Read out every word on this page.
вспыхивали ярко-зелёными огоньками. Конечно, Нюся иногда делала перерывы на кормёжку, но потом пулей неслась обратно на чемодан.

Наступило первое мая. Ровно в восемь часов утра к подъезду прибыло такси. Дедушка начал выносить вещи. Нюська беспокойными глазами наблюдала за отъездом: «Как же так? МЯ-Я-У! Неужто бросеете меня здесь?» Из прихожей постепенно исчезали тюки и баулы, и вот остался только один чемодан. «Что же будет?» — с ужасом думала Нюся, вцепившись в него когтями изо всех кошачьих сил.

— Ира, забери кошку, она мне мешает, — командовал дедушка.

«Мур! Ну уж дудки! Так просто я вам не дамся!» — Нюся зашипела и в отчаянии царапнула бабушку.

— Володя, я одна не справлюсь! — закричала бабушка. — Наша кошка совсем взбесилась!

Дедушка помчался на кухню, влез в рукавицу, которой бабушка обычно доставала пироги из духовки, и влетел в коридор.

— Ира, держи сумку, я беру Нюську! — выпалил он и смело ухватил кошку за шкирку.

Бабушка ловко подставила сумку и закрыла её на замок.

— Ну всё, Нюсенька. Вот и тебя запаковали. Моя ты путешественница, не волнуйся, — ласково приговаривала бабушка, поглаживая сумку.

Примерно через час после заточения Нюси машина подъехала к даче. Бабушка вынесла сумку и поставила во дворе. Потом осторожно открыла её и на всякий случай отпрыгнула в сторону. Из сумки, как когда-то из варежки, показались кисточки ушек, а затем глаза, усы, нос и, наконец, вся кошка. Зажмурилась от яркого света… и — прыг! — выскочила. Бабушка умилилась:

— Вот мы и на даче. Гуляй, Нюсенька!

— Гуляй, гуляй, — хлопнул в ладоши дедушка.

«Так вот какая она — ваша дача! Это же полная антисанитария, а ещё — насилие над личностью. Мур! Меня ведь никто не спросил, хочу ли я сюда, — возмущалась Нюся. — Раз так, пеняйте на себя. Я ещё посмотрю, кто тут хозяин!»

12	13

■ ■ ■

### Exercise prompt
Scan the entries above. Copy each line that has the string "Гуляй".

### Written response
— Вот мы и на даче. Гуляй, Нюсенька!
— Гуляй, гуляй, — хлопнул в ладоши дедушка.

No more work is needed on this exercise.